### STATED EXERCISE
Where the data below has the string "tuyến", return the whole line.

### PROVIDED RECORDS
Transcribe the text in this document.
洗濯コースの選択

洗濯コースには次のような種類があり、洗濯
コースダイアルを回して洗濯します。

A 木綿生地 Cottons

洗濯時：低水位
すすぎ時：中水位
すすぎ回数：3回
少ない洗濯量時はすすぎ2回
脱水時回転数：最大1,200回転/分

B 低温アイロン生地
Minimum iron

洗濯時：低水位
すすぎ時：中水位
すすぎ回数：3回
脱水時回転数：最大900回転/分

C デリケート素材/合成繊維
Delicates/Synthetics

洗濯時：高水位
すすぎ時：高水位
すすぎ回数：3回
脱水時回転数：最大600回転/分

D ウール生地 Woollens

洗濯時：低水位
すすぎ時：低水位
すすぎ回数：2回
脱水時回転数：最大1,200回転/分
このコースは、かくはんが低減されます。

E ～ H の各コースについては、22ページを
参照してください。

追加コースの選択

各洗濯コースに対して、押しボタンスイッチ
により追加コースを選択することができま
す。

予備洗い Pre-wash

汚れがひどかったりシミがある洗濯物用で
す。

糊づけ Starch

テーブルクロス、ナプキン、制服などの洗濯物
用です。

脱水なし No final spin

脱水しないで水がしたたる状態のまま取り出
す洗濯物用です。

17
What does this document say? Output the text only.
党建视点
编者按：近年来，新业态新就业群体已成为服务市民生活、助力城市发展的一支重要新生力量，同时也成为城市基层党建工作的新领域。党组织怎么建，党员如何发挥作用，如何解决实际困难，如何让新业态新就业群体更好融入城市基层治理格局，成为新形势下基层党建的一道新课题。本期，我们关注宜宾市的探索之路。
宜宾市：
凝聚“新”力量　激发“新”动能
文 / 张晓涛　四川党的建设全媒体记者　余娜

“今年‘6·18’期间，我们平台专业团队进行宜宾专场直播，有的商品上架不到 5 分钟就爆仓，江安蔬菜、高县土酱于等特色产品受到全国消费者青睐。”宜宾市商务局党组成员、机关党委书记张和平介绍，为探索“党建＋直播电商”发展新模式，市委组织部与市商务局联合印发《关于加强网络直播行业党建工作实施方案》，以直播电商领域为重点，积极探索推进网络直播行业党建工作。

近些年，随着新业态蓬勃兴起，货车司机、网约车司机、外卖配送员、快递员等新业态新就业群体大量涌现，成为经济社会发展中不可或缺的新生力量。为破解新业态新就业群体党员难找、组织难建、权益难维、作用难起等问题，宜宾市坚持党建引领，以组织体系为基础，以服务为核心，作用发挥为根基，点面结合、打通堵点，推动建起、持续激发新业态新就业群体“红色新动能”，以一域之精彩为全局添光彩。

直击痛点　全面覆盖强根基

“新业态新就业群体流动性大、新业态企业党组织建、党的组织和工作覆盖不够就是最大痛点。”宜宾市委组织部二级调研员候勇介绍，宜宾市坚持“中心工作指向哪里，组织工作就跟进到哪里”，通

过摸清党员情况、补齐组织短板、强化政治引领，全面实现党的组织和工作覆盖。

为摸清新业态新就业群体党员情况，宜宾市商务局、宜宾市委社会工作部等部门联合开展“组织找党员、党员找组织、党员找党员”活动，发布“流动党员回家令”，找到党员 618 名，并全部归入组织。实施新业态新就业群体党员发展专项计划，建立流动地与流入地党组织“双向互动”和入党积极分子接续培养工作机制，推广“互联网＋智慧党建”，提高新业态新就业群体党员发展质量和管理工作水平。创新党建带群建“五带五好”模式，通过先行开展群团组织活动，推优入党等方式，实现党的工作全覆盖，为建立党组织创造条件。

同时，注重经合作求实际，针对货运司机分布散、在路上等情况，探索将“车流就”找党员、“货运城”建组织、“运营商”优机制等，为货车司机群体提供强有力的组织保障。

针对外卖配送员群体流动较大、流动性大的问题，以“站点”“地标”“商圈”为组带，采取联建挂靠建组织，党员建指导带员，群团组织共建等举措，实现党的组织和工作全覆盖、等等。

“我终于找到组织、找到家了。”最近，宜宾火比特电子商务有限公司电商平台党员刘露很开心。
...
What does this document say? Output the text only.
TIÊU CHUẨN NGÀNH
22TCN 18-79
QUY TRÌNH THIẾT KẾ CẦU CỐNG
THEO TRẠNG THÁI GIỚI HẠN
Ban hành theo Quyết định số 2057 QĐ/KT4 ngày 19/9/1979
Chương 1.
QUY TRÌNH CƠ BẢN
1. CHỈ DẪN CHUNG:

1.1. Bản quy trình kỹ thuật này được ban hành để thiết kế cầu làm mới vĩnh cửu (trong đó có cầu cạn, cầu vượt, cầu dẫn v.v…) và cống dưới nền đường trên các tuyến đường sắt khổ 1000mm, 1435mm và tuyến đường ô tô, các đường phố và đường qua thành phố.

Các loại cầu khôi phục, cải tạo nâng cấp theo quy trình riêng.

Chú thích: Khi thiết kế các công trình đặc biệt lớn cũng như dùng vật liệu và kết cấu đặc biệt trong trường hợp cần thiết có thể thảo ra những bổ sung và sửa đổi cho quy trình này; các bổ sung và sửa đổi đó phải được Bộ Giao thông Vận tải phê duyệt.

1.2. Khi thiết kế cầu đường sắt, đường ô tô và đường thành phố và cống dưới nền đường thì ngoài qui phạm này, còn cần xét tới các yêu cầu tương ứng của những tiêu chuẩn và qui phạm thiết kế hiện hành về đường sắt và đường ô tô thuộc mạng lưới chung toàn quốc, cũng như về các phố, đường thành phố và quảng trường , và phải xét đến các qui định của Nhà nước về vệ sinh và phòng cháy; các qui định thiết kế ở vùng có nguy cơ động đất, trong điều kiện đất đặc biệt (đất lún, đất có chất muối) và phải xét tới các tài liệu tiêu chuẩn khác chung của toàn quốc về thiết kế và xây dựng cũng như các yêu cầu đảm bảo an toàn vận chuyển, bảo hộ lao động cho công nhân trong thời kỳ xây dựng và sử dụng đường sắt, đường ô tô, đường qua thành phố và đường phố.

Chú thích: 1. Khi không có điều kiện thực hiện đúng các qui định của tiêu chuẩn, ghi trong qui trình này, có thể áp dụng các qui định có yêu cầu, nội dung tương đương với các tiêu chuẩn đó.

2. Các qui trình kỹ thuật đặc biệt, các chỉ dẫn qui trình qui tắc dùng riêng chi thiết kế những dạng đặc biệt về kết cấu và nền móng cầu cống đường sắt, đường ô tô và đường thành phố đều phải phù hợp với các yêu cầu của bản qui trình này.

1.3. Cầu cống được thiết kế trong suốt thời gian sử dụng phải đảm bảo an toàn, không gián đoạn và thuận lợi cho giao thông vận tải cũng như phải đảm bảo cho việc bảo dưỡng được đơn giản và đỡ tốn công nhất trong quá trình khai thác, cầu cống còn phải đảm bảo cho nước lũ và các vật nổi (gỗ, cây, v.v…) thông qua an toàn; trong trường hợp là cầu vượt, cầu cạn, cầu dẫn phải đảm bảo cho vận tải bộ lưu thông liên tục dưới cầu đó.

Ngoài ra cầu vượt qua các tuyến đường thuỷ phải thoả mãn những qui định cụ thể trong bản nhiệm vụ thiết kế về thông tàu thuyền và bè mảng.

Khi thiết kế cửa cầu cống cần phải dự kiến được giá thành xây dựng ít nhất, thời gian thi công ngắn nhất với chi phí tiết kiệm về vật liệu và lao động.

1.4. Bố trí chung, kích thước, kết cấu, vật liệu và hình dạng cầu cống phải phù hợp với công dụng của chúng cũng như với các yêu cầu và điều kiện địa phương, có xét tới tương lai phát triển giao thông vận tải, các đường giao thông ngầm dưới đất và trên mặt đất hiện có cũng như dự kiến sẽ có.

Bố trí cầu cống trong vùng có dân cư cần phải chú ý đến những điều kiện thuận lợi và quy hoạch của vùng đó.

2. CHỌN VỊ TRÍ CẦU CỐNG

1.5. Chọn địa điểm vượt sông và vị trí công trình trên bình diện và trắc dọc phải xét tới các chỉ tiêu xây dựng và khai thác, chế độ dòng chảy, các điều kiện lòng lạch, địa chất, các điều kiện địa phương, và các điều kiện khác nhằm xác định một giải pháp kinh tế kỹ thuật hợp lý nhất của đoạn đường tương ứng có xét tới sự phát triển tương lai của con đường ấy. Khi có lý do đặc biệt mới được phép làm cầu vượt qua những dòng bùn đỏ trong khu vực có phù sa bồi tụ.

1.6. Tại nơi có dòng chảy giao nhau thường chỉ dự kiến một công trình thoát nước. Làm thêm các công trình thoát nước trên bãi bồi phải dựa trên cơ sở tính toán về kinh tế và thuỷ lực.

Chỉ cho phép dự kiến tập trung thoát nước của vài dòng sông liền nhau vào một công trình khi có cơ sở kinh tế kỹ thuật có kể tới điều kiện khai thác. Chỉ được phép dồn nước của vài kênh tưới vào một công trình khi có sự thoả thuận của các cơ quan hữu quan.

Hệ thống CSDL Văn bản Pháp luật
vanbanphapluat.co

### ANSWER FOR THIS EXERCISE
1.1. Bản quy trình kỹ thuật này được ban hành để thiết kế cầu làm mới vĩnh cửu (trong đó có cầu cạn, cầu vượt, cầu dẫn v.v…) và cống dưới nền đường trên các tuyến đường sắt khổ 1000mm, 1435mm và tuyến đường ô tô, các đường phố và đường qua thành phố.
Ngoài ra cầu vượt qua các tuyến đường thuỷ phải thoả mãn những qui định cụ thể trong bản nhiệm vụ thiết kế về thông tàu thuyền và bè mảng.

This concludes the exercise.